* Records to use
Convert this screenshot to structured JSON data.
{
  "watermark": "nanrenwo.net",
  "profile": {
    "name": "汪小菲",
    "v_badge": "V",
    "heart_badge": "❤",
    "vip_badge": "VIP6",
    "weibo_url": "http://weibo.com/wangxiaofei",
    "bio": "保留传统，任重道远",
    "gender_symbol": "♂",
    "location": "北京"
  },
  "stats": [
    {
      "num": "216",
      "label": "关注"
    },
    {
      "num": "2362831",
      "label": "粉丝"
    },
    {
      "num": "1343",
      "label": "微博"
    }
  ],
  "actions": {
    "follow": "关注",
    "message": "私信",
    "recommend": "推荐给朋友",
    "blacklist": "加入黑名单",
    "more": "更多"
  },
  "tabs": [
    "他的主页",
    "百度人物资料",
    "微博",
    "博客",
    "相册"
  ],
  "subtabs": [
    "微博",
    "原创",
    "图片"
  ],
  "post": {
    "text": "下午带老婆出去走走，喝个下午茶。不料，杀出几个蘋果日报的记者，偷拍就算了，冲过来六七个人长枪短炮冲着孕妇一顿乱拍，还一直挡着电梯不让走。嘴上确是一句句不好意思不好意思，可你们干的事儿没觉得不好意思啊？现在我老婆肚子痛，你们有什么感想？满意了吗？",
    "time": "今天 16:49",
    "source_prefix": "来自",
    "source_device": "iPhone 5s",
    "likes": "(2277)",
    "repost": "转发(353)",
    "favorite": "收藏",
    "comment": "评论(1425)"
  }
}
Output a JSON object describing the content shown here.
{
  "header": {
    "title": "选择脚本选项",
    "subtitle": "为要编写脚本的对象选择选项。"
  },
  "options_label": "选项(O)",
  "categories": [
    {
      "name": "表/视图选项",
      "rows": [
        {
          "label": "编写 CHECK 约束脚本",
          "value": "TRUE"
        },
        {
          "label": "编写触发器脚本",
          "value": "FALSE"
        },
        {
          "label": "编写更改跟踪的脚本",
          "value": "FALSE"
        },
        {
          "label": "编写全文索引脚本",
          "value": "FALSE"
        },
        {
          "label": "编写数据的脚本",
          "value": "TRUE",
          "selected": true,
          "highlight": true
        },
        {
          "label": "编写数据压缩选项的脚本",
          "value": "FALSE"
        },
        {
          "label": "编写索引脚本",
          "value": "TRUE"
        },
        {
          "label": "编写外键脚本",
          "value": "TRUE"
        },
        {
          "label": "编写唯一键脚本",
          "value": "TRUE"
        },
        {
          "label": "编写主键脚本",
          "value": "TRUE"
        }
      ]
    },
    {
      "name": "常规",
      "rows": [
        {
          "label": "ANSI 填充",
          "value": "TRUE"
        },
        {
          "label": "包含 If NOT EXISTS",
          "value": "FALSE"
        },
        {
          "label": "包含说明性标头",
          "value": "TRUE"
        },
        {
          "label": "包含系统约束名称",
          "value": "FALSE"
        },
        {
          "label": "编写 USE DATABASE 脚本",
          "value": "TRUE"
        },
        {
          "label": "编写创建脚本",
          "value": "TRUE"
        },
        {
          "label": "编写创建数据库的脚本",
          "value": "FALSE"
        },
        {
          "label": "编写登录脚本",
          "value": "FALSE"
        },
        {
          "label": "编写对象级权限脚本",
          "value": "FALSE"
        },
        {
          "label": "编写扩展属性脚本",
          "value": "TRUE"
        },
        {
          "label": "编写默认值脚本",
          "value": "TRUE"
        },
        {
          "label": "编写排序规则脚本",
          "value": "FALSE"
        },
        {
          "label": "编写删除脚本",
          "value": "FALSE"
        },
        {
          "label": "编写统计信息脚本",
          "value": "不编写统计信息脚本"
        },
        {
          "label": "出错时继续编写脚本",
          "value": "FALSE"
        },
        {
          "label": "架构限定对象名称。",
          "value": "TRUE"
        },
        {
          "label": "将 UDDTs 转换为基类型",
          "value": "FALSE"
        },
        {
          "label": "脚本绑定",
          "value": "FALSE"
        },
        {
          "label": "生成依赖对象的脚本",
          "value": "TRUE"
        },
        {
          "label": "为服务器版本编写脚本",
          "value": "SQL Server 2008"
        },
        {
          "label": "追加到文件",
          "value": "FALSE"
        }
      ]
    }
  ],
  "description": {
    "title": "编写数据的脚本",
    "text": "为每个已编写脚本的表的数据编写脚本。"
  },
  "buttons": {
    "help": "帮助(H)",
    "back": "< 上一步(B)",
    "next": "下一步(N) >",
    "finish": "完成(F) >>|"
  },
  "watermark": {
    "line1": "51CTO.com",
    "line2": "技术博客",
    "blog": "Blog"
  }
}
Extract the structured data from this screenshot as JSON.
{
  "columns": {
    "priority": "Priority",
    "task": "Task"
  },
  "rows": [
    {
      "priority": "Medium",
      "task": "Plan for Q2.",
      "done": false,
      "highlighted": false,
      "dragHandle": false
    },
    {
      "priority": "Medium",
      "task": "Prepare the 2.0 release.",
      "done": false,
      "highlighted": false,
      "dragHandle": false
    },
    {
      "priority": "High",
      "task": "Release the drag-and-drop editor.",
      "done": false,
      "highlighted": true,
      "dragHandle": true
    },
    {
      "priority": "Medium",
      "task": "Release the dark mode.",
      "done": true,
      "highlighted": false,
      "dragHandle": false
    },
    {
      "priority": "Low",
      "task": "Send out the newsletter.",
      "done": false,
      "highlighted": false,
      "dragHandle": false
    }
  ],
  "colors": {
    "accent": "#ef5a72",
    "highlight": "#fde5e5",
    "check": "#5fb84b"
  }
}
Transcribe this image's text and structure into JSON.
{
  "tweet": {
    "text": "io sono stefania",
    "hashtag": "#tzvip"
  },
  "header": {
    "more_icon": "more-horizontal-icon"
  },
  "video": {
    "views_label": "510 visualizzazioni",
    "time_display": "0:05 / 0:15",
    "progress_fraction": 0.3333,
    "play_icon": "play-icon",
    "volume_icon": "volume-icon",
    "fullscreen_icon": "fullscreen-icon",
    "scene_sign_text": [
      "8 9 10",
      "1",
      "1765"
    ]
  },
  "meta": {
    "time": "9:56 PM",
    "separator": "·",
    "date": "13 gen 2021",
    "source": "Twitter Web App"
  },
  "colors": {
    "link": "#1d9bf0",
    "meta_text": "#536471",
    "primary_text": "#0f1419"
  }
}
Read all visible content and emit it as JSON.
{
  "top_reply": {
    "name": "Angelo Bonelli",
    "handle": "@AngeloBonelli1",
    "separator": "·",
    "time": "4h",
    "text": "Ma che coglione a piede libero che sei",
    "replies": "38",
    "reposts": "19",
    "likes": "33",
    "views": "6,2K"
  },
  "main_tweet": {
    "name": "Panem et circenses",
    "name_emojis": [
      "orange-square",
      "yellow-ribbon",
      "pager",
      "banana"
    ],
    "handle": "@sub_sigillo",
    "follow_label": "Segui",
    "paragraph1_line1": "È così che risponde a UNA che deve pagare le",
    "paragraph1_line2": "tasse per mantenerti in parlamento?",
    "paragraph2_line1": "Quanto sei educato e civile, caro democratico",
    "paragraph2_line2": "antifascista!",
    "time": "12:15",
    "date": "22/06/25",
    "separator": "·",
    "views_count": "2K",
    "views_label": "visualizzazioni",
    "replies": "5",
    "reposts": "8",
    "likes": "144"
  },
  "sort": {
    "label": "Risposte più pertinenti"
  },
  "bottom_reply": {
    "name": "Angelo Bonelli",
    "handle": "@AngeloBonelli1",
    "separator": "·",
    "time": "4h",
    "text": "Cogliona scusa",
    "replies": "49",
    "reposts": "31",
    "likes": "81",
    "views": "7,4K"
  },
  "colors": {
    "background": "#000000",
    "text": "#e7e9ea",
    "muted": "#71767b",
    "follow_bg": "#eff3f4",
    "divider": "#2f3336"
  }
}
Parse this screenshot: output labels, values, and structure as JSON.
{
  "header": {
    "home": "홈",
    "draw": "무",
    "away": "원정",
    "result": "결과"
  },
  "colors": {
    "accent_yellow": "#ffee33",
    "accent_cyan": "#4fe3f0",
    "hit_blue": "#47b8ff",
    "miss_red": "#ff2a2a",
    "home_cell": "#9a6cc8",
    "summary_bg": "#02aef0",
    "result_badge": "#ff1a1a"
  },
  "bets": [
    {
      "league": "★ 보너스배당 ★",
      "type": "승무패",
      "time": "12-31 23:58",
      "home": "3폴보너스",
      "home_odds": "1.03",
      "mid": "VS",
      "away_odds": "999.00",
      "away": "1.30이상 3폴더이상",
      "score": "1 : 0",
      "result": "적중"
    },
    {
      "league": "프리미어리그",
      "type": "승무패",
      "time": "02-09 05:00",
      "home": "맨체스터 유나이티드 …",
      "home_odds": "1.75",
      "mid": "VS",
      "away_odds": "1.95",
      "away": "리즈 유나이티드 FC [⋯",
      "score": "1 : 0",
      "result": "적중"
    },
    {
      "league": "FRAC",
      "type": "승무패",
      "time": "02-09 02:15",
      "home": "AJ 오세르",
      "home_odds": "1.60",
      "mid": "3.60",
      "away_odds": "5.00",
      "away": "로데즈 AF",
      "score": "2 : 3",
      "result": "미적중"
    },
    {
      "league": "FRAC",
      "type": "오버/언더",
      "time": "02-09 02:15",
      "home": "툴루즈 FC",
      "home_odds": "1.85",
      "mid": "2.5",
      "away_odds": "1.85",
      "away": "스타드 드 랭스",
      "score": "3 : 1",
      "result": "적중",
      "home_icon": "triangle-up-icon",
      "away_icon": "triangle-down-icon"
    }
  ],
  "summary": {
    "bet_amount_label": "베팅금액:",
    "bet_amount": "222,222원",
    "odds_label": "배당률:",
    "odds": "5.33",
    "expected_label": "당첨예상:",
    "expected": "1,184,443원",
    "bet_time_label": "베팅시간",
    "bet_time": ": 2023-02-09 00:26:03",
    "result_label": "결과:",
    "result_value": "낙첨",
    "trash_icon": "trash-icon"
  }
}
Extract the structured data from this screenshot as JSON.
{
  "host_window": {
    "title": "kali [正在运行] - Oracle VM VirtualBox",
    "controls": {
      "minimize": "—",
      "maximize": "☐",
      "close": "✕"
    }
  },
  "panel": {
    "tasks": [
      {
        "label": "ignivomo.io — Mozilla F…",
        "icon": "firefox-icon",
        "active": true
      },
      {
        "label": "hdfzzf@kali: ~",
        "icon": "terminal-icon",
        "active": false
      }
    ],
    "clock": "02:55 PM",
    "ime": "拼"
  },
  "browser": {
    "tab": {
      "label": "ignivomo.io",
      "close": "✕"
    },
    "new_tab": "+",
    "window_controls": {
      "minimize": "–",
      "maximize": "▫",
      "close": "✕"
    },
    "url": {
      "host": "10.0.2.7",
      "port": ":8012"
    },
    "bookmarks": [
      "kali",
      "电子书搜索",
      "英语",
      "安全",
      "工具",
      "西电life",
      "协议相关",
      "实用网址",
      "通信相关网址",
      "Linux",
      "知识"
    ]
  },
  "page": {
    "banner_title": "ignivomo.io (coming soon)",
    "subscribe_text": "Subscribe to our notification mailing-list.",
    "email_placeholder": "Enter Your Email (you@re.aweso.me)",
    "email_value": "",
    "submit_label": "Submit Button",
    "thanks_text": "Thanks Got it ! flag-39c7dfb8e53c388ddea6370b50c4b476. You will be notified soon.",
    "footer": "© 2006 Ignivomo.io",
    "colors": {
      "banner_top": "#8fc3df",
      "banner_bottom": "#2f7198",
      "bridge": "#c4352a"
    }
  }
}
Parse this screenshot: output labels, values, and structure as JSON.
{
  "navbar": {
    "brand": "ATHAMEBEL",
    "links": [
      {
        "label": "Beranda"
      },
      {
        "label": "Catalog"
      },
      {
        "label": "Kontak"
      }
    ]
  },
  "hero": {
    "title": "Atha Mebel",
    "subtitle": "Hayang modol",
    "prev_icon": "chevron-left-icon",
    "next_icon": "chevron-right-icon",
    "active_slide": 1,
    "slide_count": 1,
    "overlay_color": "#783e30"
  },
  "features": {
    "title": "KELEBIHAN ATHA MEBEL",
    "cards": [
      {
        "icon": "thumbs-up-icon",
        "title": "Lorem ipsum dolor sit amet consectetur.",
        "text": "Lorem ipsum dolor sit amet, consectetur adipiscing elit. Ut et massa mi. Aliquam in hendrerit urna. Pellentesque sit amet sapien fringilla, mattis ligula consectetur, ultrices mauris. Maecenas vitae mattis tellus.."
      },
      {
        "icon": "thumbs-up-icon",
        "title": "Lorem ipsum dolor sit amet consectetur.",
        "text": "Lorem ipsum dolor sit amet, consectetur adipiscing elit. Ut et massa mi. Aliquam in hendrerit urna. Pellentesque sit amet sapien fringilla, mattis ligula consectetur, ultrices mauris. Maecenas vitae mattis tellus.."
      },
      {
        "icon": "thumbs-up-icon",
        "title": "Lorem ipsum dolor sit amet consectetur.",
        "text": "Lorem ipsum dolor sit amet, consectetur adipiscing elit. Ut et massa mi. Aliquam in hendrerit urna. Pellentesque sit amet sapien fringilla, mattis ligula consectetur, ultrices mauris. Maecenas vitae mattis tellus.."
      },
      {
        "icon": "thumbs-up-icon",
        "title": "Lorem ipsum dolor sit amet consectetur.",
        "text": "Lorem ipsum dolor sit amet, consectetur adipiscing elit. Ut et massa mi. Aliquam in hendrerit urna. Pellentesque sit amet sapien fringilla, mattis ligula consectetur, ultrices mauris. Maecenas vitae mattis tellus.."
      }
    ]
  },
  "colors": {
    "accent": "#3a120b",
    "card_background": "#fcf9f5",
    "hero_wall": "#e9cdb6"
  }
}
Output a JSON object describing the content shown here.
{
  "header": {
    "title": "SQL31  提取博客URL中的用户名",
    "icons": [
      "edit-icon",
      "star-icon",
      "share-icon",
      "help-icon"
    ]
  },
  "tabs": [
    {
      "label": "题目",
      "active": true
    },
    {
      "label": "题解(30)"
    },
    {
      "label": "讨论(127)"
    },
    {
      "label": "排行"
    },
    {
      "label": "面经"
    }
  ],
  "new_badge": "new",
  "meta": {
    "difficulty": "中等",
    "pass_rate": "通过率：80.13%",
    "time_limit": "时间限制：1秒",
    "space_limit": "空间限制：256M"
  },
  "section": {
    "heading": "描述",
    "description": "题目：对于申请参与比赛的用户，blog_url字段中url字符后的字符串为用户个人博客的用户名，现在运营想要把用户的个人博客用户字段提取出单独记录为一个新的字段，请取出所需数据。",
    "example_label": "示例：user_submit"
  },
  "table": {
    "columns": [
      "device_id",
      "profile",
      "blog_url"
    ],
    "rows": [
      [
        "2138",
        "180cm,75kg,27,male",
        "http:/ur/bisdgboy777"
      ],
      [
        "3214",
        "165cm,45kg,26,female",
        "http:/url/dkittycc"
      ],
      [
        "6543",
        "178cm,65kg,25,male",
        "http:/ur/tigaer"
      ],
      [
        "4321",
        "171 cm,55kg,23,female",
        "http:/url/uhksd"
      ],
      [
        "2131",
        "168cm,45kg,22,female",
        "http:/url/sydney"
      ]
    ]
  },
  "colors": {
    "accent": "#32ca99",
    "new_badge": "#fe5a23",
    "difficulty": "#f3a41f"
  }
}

* Work required
Go over the records above and tally each line that includes "chevron". Give the total by itself.

* Final result
2